- _YOUR GOAL_
Repeat the data that follows, word for word, without the images.

- _ENTRIES SUPPLIED_

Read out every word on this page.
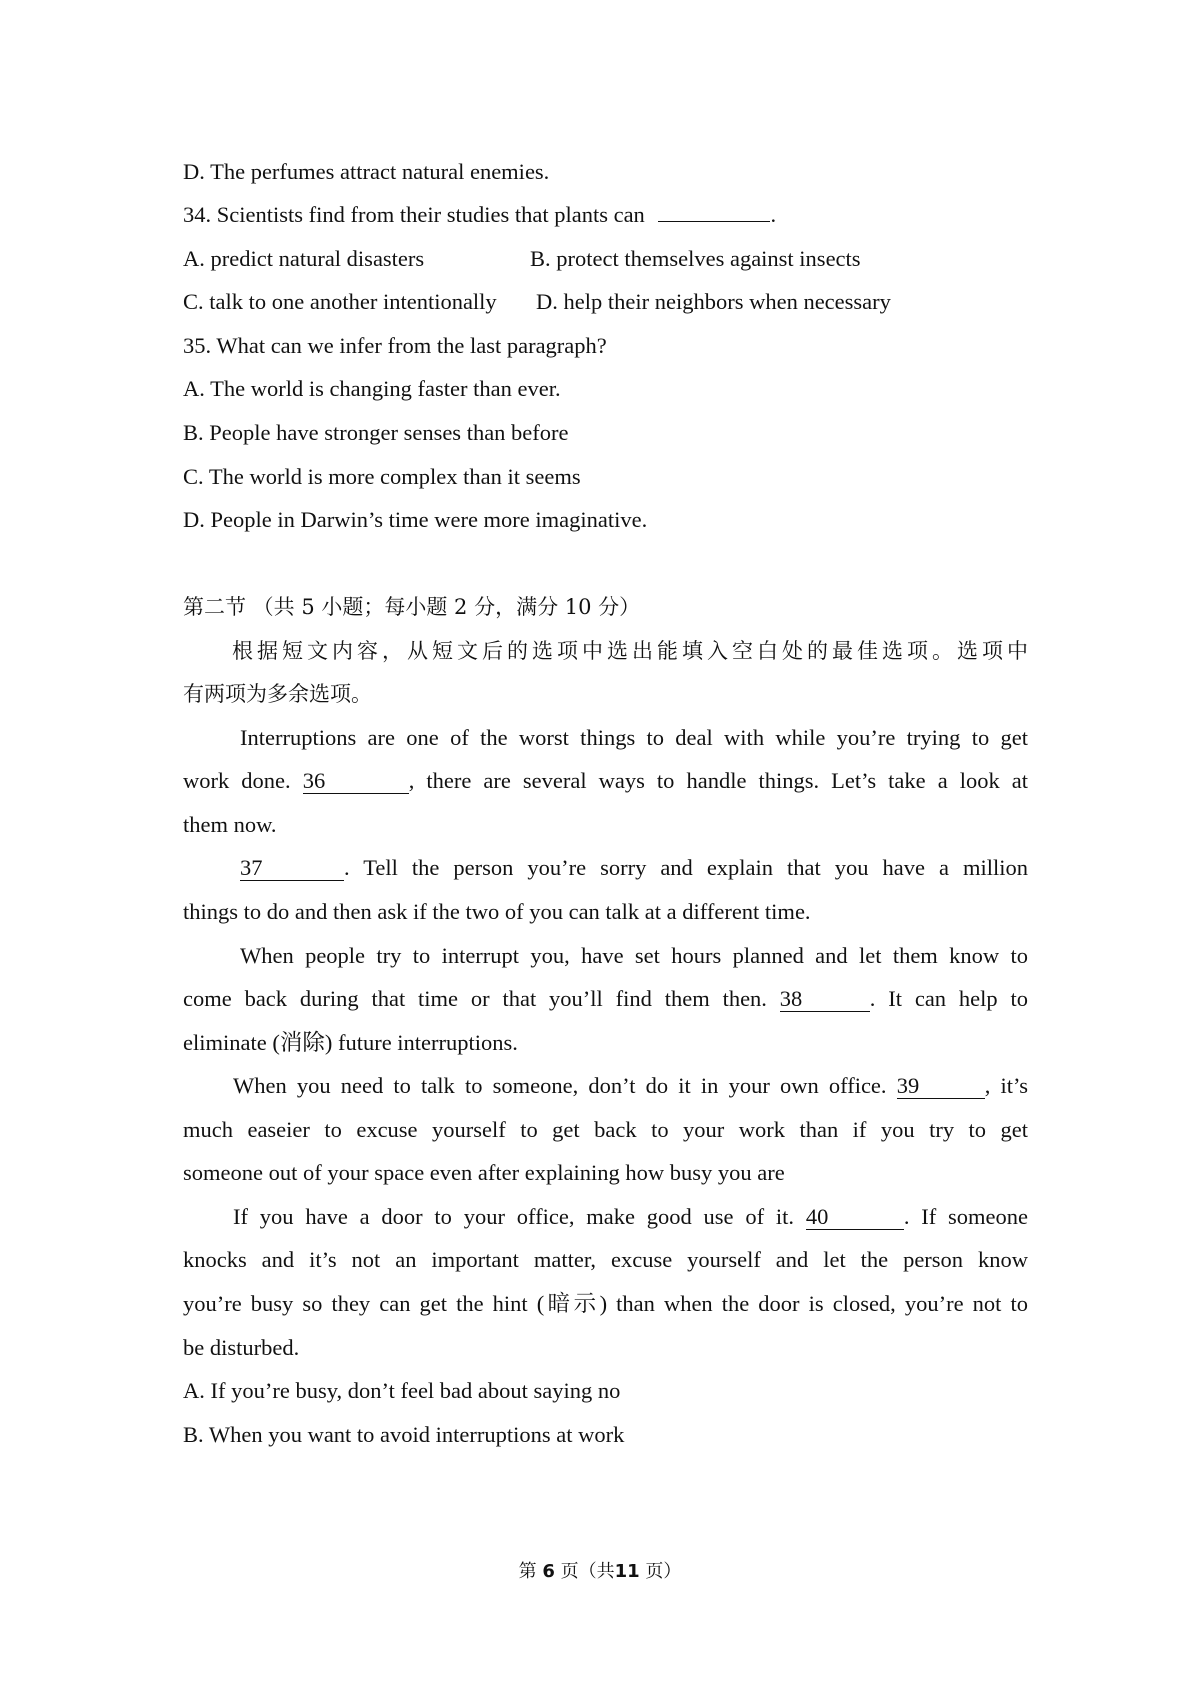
D. The perfumes attract natural enemies.
34. Scientists find from their studies that plants can	.
A. predict natural disasters	B. protect themselves against insects
C. talk to one another intentionally D. help their neighbors when necessary
35. What can we infer from the last paragraph?
A. The world is changing faster than ever.
B. People have stronger senses than before
C. The world is more complex than it seems
D. People in Darwin’s time were more imaginative.
第二节 （共 5 小题；每小题 2 分，满分 10 分）
根据短文内容，从短文后的选项中选出能填入空白处的最佳选项。选项中
有两项为多余选项。
Interruptions are one of the worst things to deal with while you’re trying to get
work done. 36	, there are several ways to handle things. Let’s take a look at
them now.
37	. Tell the person you’re sorry and explain that you have a million
things to do and then ask if the two of you can talk at a different time.
When people try to interrupt you, have set hours planned and let them know to
come back during that time or that you’ll find them then. 38	. It can help to
eliminate (消除) future interruptions.
When you need to talk to someone, don’t do it in your own office. 39	, it’s
much easeier to excuse yourself to get back to your work than if you try to get
someone out of your space even after explaining how busy you are
If you have a door to your office, make good use of it. 40	. If someone
knocks and it’s not an important matter, excuse yourself and let the person know
you’re busy so they can get the hint (暗示) than when the door is closed, you’re not to
be disturbed.
A. If you’re busy, don’t feel bad about saying no
B. When you want to avoid interruptions at work
第 6 页（共11 页）
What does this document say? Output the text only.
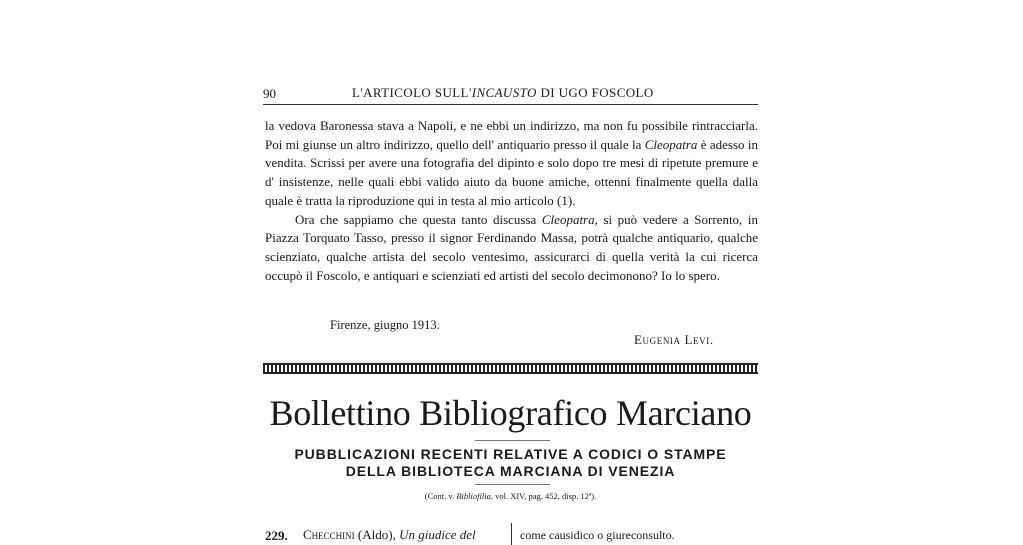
90	L'ARTICOLO SULL'INCAUSTO DI UGO FOSCOLO

la vedova Baronessa stava a Napoli, e ne ebbi un indirizzo, ma non fu possibile rintracciarla. Poi mi giunse un altro indirizzo, quello dell' antiquario presso il quale la Cleopatra è adesso in vendita. Scrissi per avere una fotografia del dipinto e solo dopo tre mesi di ripetute premure e d' insistenze, nelle quali ebbi valido aiuto da buone amiche, ottenni finalmente quella dalla quale è tratta la riproduzione qui in testa al mio articolo (1).

Ora che sappiamo che questa tanto discussa Cleopatra, si può vedere a Sorrento, in Piazza Torquato Tasso, presso il signor Ferdinando Massa, potrà qualche antiquario, qualche scienziato, qualche artista del secolo ventesimo, assicurarci di quella verità la cui ricerca occupò il Foscolo, e antiquari e scienziati ed artisti del secolo decimonono? Io lo spero.

Firenze, giugno 1913.
Eugenia Levi.
Bollettino Bibliografico Marciano
PUBBLICAZIONI RECENTI RELATIVE A CODICI O STAMPE
DELLA BIBLIOTECA MARCIANA DI VENEZIA
(Cont. v. Bibliofilia, vol. XIV, pag. 452, disp. 12ª).
229. Checchini (Aldo), Un giudice del	come causidico o giureconsulto.
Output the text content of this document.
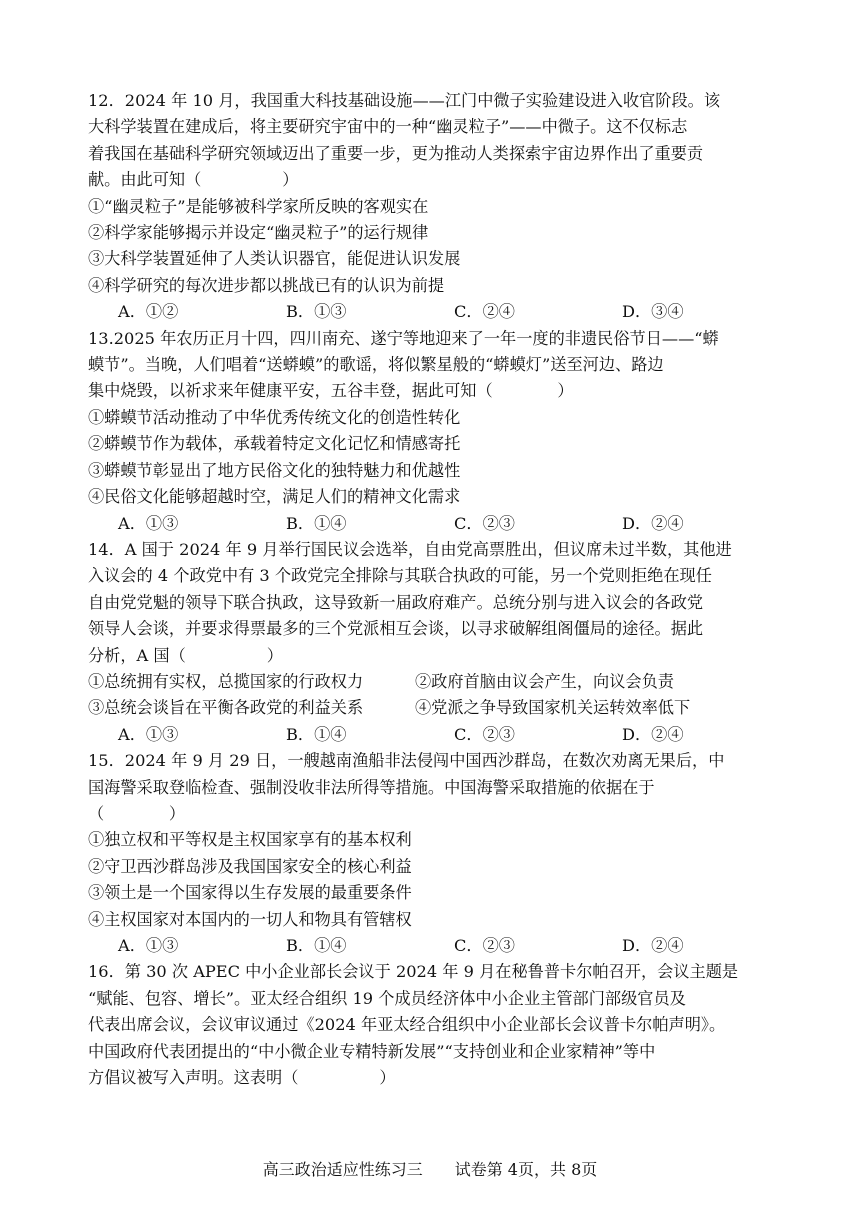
12．2024 年 10 月，我国重大科技基础设施——江门中微子实验建设进入收官阶段。该

大科学装置在建成后，将主要研究宇宙中的一种“幽灵粒子”——中微子。这不仅标志

着我国在基础科学研究领域迈出了重要一步，更为推动人类探索宇宙边界作出了重要贡

献。由此可知（　　　　　）

①“幽灵粒子”是能够被科学家所反映的客观实在

②科学家能够揭示并设定“幽灵粒子”的运行规律

③大科学装置延伸了人类认识器官，能促进认识发展

④科学研究的每次进步都以挑战已有的认识为前提

A．①②	B．①③	C．②④	D．③④

13.2025 年农历正月十四，四川南充、遂宁等地迎来了一年一度的非遗民俗节日——“蟒

蟆节”。当晚，人们唱着“送蟒蟆”的歌谣，将似繁星般的“蟒蟆灯”送至河边、路边

集中烧毁，以祈求来年健康平安，五谷丰登，据此可知（　　　　）

①蟒蟆节活动推动了中华优秀传统文化的创造性转化

②蟒蟆节作为载体，承载着特定文化记忆和情感寄托

③蟒蟆节彰显出了地方民俗文化的独特魅力和优越性

④民俗文化能够超越时空，满足人们的精神文化需求

A．①③	B．①④	C．②③	D．②④

14．A 国于 2024 年 9 月举行国民议会选举，自由党高票胜出，但议席未过半数，其他进

入议会的 4 个政党中有 3 个政党完全排除与其联合执政的可能，另一个党则拒绝在现任

自由党党魁的领导下联合执政，这导致新一届政府难产。总统分别与进入议会的各政党

领导人会谈，并要求得票最多的三个党派相互会谈，以寻求破解组阁僵局的途径。据此

分析，A 国（　　　　　）

①总统拥有实权，总揽国家的行政权力	②政府首脑由议会产生，向议会负责
③总统会谈旨在平衡各政党的利益关系	④党派之争导致国家机关运转效率低下
A．①③	B．①④	C．②③	D．②④

15．2024 年 9 月 29 日，一艘越南渔船非法侵闯中国西沙群岛，在数次劝离无果后，中

国海警采取登临检查、强制没收非法所得等措施。中国海警采取措施的依据在于

（　　　　）

①独立权和平等权是主权国家享有的基本权利

②守卫西沙群岛涉及我国国家安全的核心利益

③领土是一个国家得以生存发展的最重要条件

④主权国家对本国内的一切人和物具有管辖权

A．①③	B．①④	C．②③	D．②④

16．第 30 次 APEC 中小企业部长会议于 2024 年 9 月在秘鲁普卡尔帕召开，会议主题是

“赋能、包容、增长”。亚太经合组织 19 个成员经济体中小企业主管部门部级官员及

代表出席会议，会议审议通过《2024 年亚太经合组织中小企业部长会议普卡尔帕声明》。

中国政府代表团提出的“中小微企业专精特新发展”“支持创业和企业家精神”等中

方倡议被写入声明。这表明（　　　　　）

高三政治适应性练习三　　试卷第 4页，共 8页
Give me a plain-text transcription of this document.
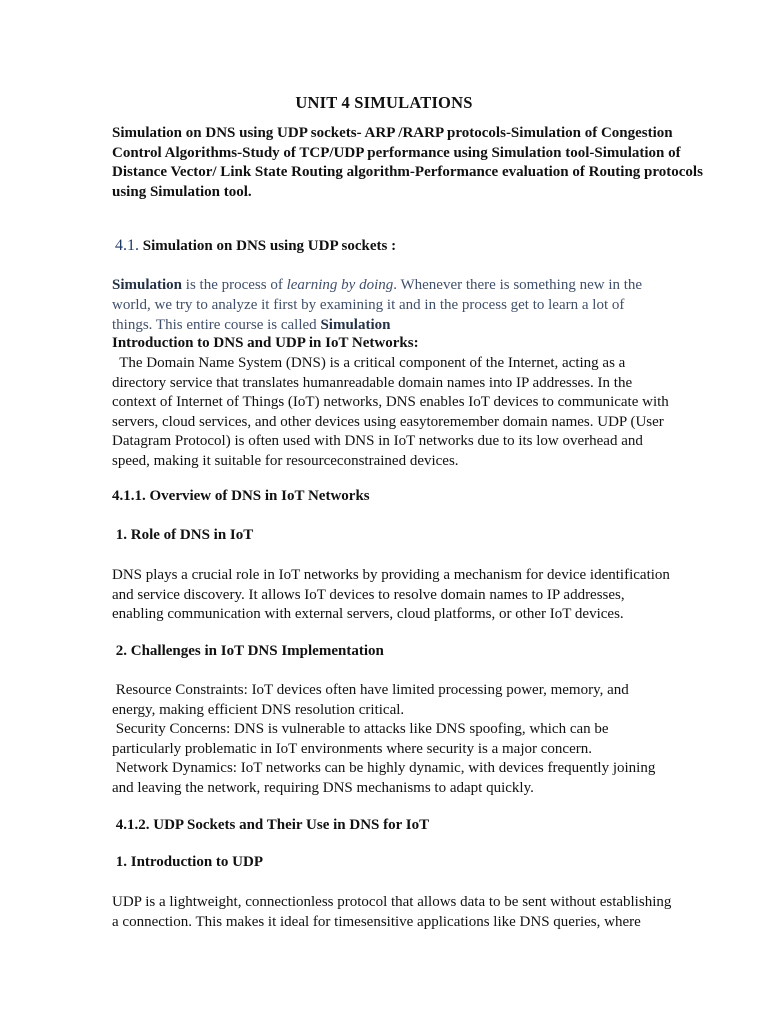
UNIT 4 SIMULATIONS

Simulation on DNS using UDP sockets- ARP /RARP protocols-Simulation of Congestion
Control Algorithms-Study of TCP/UDP performance using Simulation tool-Simulation of
Distance Vector/ Link State Routing algorithm-Performance evaluation of Routing protocols
using Simulation tool.

4.1. Simulation on DNS using UDP sockets :

Simulation is the process of learning by doing. Whenever there is something new in the
world, we try to analyze it first by examining it and in the process get to learn a lot of
things. This entire course is called Simulation

Introduction to DNS and UDP in IoT Networks:

The Domain Name System (DNS) is a critical component of the Internet, acting as a
directory service that translates humanreadable domain names into IP addresses. In the
context of Internet of Things (IoT) networks, DNS enables IoT devices to communicate with
servers, cloud services, and other devices using easytoremember domain names. UDP (User
Datagram Protocol) is often used with DNS in IoT networks due to its low overhead and
speed, making it suitable for resourceconstrained devices.

4.1.1. Overview of DNS in IoT Networks
1. Role of DNS in IoT

DNS plays a crucial role in IoT networks by providing a mechanism for device identification
and service discovery. It allows IoT devices to resolve domain names to IP addresses,
enabling communication with external servers, cloud platforms, or other IoT devices.

2. Challenges in IoT DNS Implementation

Resource Constraints: IoT devices often have limited processing power, memory, and
energy, making efficient DNS resolution critical.
Security Concerns: DNS is vulnerable to attacks like DNS spoofing, which can be
particularly problematic in IoT environments where security is a major concern.
Network Dynamics: IoT networks can be highly dynamic, with devices frequently joining
and leaving the network, requiring DNS mechanisms to adapt quickly.

4.1.2. UDP Sockets and Their Use in DNS for IoT
1. Introduction to UDP

UDP is a lightweight, connectionless protocol that allows data to be sent without establishing
a connection. This makes it ideal for timesensitive applications like DNS queries, where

- _CORRECT OUTPUT_
Read out every word on this page.
D. The perfumes attract natural enemies.
34. Scientists find from their studies that plants can	.
A. predict natural disasters	B. protect themselves against insects
C. talk to one another intentionally D. help their neighbors when necessary
35. What can we infer from the last paragraph?
A. The world is changing faster than ever.
B. People have stronger senses than before
C. The world is more complex than it seems
D. People in Darwin’s time were more imaginative.
第二节 （共 5 小题；每小题 2 分，满分 10 分）
根据短文内容，从短文后的选项中选出能填入空白处的最佳选项。选项中
有两项为多余选项。
Interruptions are one of the worst things to deal with while you’re trying to get
work done. 36	, there are several ways to handle things. Let’s take a look at
them now.
37	. Tell the person you’re sorry and explain that you have a million
things to do and then ask if the two of you can talk at a different time.
When people try to interrupt you, have set hours planned and let them know to
come back during that time or that you’ll find them then. 38	. It can help to
eliminate (消除) future interruptions.
When you need to talk to someone, don’t do it in your own office. 39	, it’s
much easeier to excuse yourself to get back to your work than if you try to get
someone out of your space even after explaining how busy you are
If you have a door to your office, make good use of it. 40	. If someone
knocks and it’s not an important matter, excuse yourself and let the person know
you’re busy so they can get the hint (暗示) than when the door is closed, you’re not to
be disturbed.
A. If you’re busy, don’t feel bad about saying no
B. When you want to avoid interruptions at work
第 6 页（共11 页）
What does this document say? Output the text only.
90	L'ARTICOLO SULL'INCAUSTO DI UGO FOSCOLO

la vedova Baronessa stava a Napoli, e ne ebbi un indirizzo, ma non fu possibile rintracciarla. Poi mi giunse un altro indirizzo, quello dell' antiquario presso il quale la Cleopatra è adesso in vendita. Scrissi per avere una fotografia del dipinto e solo dopo tre mesi di ripetute premure e d' insistenze, nelle quali ebbi valido aiuto da buone amiche, ottenni finalmente quella dalla quale è tratta la riproduzione qui in testa al mio articolo (1).

Ora che sappiamo che questa tanto discussa Cleopatra, si può vedere a Sorrento, in Piazza Torquato Tasso, presso il signor Ferdinando Massa, potrà qualche antiquario, qualche scienziato, qualche artista del secolo ventesimo, assicurarci di quella verità la cui ricerca occupò il Foscolo, e antiquari e scienziati ed artisti del secolo decimonono? Io lo spero.

Firenze, giugno 1913.
Eugenia Levi.
Bollettino Bibliografico Marciano
PUBBLICAZIONI RECENTI RELATIVE A CODICI O STAMPE
DELLA BIBLIOTECA MARCIANA DI VENEZIA
(Cont. v. Bibliofilia, vol. XIV, pag. 452, disp. 12ª).
229. Checchini (Aldo), Un giudice del	come causidico o giureconsulto.
Output the text content of this document.
12．2024 年 10 月，我国重大科技基础设施——江门中微子实验建设进入收官阶段。该

大科学装置在建成后，将主要研究宇宙中的一种“幽灵粒子”——中微子。这不仅标志

着我国在基础科学研究领域迈出了重要一步，更为推动人类探索宇宙边界作出了重要贡

献。由此可知（　　　　　）

①“幽灵粒子”是能够被科学家所反映的客观实在

②科学家能够揭示并设定“幽灵粒子”的运行规律

③大科学装置延伸了人类认识器官，能促进认识发展

④科学研究的每次进步都以挑战已有的认识为前提

A．①②	B．①③	C．②④	D．③④

13.2025 年农历正月十四，四川南充、遂宁等地迎来了一年一度的非遗民俗节日——“蟒

蟆节”。当晚，人们唱着“送蟒蟆”的歌谣，将似繁星般的“蟒蟆灯”送至河边、路边

集中烧毁，以祈求来年健康平安，五谷丰登，据此可知（　　　　）

①蟒蟆节活动推动了中华优秀传统文化的创造性转化

②蟒蟆节作为载体，承载着特定文化记忆和情感寄托

③蟒蟆节彰显出了地方民俗文化的独特魅力和优越性

④民俗文化能够超越时空，满足人们的精神文化需求

A．①③	B．①④	C．②③	D．②④

14．A 国于 2024 年 9 月举行国民议会选举，自由党高票胜出，但议席未过半数，其他进

入议会的 4 个政党中有 3 个政党完全排除与其联合执政的可能，另一个党则拒绝在现任

自由党党魁的领导下联合执政，这导致新一届政府难产。总统分别与进入议会的各政党

领导人会谈，并要求得票最多的三个党派相互会谈，以寻求破解组阁僵局的途径。据此

分析，A 国（　　　　　）

①总统拥有实权，总揽国家的行政权力	②政府首脑由议会产生，向议会负责
③总统会谈旨在平衡各政党的利益关系	④党派之争导致国家机关运转效率低下
A．①③	B．①④	C．②③	D．②④

15．2024 年 9 月 29 日，一艘越南渔船非法侵闯中国西沙群岛，在数次劝离无果后，中

国海警采取登临检查、强制没收非法所得等措施。中国海警采取措施的依据在于

（　　　　）

①独立权和平等权是主权国家享有的基本权利

②守卫西沙群岛涉及我国国家安全的核心利益

③领土是一个国家得以生存发展的最重要条件

④主权国家对本国内的一切人和物具有管辖权

A．①③	B．①④	C．②③	D．②④

16．第 30 次 APEC 中小企业部长会议于 2024 年 9 月在秘鲁普卡尔帕召开，会议主题是

“赋能、包容、增长”。亚太经合组织 19 个成员经济体中小企业主管部门部级官员及

代表出席会议，会议审议通过《2024 年亚太经合组织中小企业部长会议普卡尔帕声明》。

中国政府代表团提出的“中小微企业专精特新发展”“支持创业和企业家精神”等中

方倡议被写入声明。这表明（　　　　　）

高三政治适应性练习三　　试卷第 4页，共 8页
Give me a plain-text transcription of this document.
UNIT 4 SIMULATIONS

Simulation on DNS using UDP sockets- ARP /RARP protocols-Simulation of Congestion
Control Algorithms-Study of TCP/UDP performance using Simulation tool-Simulation of
Distance Vector/ Link State Routing algorithm-Performance evaluation of Routing protocols
using Simulation tool.

4.1. Simulation on DNS using UDP sockets :

Simulation is the process of learning by doing. Whenever there is something new in the
world, we try to analyze it first by examining it and in the process get to learn a lot of
things. This entire course is called Simulation

Introduction to DNS and UDP in IoT Networks:

The Domain Name System (DNS) is a critical component of the Internet, acting as a
directory service that translates humanreadable domain names into IP addresses. In the
context of Internet of Things (IoT) networks, DNS enables IoT devices to communicate with
servers, cloud services, and other devices using easytoremember domain names. UDP (User
Datagram Protocol) is often used with DNS in IoT networks due to its low overhead and
speed, making it suitable for resourceconstrained devices.

4.1.1. Overview of DNS in IoT Networks
1. Role of DNS in IoT

DNS plays a crucial role in IoT networks by providing a mechanism for device identification
and service discovery. It allows IoT devices to resolve domain names to IP addresses,
enabling communication with external servers, cloud platforms, or other IoT devices.

2. Challenges in IoT DNS Implementation

Resource Constraints: IoT devices often have limited processing power, memory, and
energy, making efficient DNS resolution critical.
Security Concerns: DNS is vulnerable to attacks like DNS spoofing, which can be
particularly problematic in IoT environments where security is a major concern.
Network Dynamics: IoT networks can be highly dynamic, with devices frequently joining
and leaving the network, requiring DNS mechanisms to adapt quickly.

4.1.2. UDP Sockets and Their Use in DNS for IoT
1. Introduction to UDP

UDP is a lightweight, connectionless protocol that allows data to be sent without establishing
a connection. This makes it ideal for timesensitive applications like DNS queries, where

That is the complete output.